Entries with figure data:
-- START --

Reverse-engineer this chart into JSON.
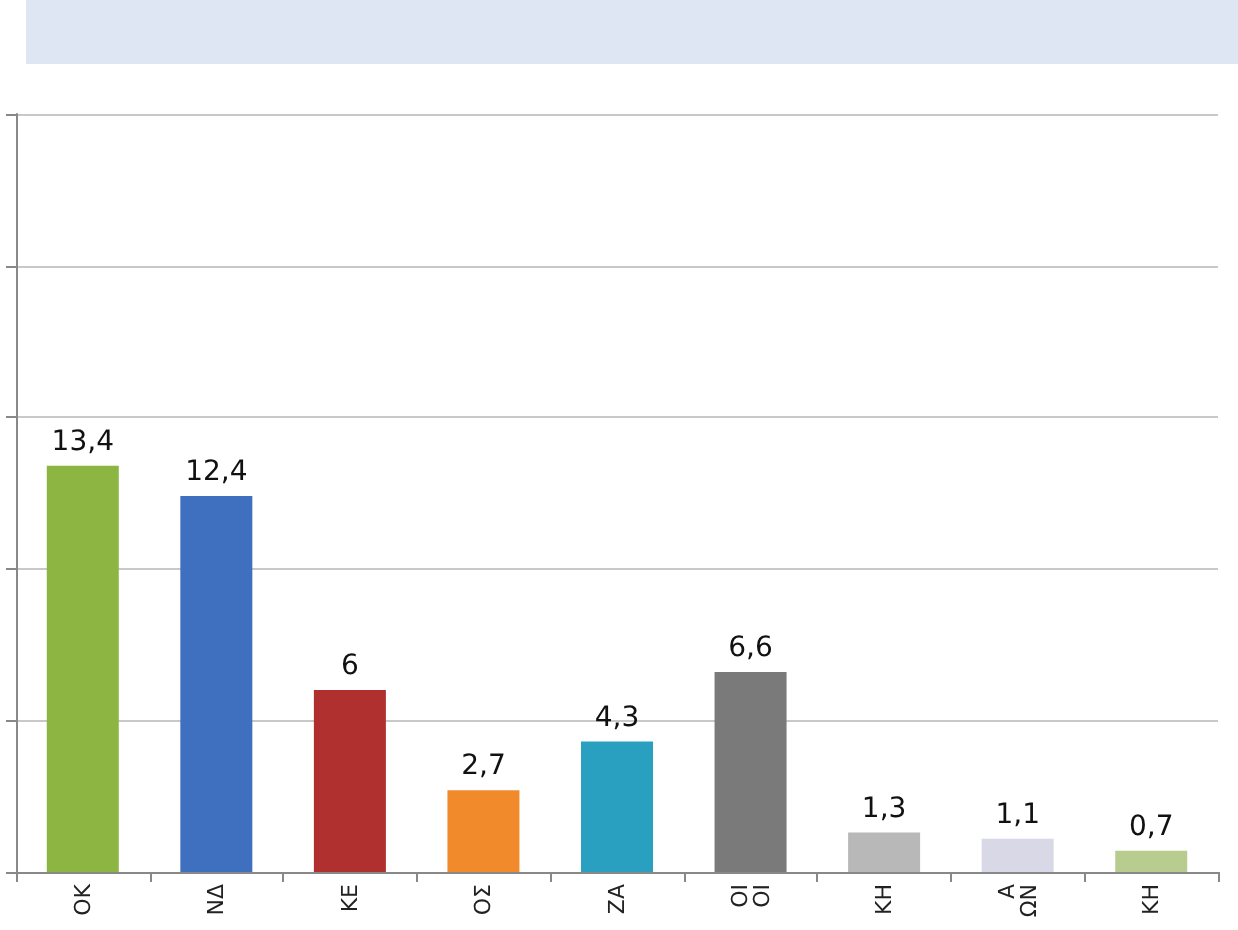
{
  "chart_data": {
    "type": "bar",
    "categories": [
      "ΟΚ",
      "ΝΔ",
      "ΚΕ",
      "ΟΣ",
      "ΖΑ",
      "ΟΙ\nΟΙ",
      "ΚΗ",
      "Α\nΩΝ",
      "ΚΗ"
    ],
    "values": [
      13.4,
      12.4,
      6,
      2.7,
      4.3,
      6.6,
      1.3,
      1.1,
      0.7
    ],
    "colors": [
      "#8db542",
      "#3f6fbf",
      "#b03030",
      "#f08a2a",
      "#2aa0c0",
      "#7a7a7a",
      "#b8b8b8",
      "#d8d8e6",
      "#b8cc90"
    ],
    "value_labels": [
      "13,4",
      "12,4",
      "6",
      "2,7",
      "4,3",
      "6,6",
      "1,3",
      "1,1",
      "0,7"
    ],
    "ylim": [
      0,
      25
    ],
    "yticks": [
      {
        "value": 0,
        "label": null
      },
      {
        "value": 5,
        "label": null
      },
      {
        "value": 10,
        "label": null
      },
      {
        "value": 15,
        "label": null
      },
      {
        "value": 20,
        "label": null
      },
      {
        "value": 25,
        "label": null
      }
    ],
    "grid": "y",
    "tick_labels": "x"
  }
}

-- END --

» **Task objective**: Transcribe all the lines above exactly, apart from the pictures.

» **Task output**:
Reverse-engineer this chart into JSON.
{
  "chart_data": {
    "type": "bar",
    "categories": [
      "ΟΚ",
      "ΝΔ",
      "ΚΕ",
      "ΟΣ",
      "ΖΑ",
      "ΟΙ\nΟΙ",
      "ΚΗ",
      "Α\nΩΝ",
      "ΚΗ"
    ],
    "values": [
      13.4,
      12.4,
      6,
      2.7,
      4.3,
      6.6,
      1.3,
      1.1,
      0.7
    ],
    "colors": [
      "#8db542",
      "#3f6fbf",
      "#b03030",
      "#f08a2a",
      "#2aa0c0",
      "#7a7a7a",
      "#b8b8b8",
      "#d8d8e6",
      "#b8cc90"
    ],
    "value_labels": [
      "13,4",
      "12,4",
      "6",
      "2,7",
      "4,3",
      "6,6",
      "1,3",
      "1,1",
      "0,7"
    ],
    "ylim": [
      0,
      25
    ],
    "yticks": [
      {
        "value": 0,
        "label": null
      },
      {
        "value": 5,
        "label": null
      },
      {
        "value": 10,
        "label": null
      },
      {
        "value": 15,
        "label": null
      },
      {
        "value": 20,
        "label": null
      },
      {
        "value": 25,
        "label": null
      }
    ],
    "grid": "y",
    "tick_labels": "x"
  }
}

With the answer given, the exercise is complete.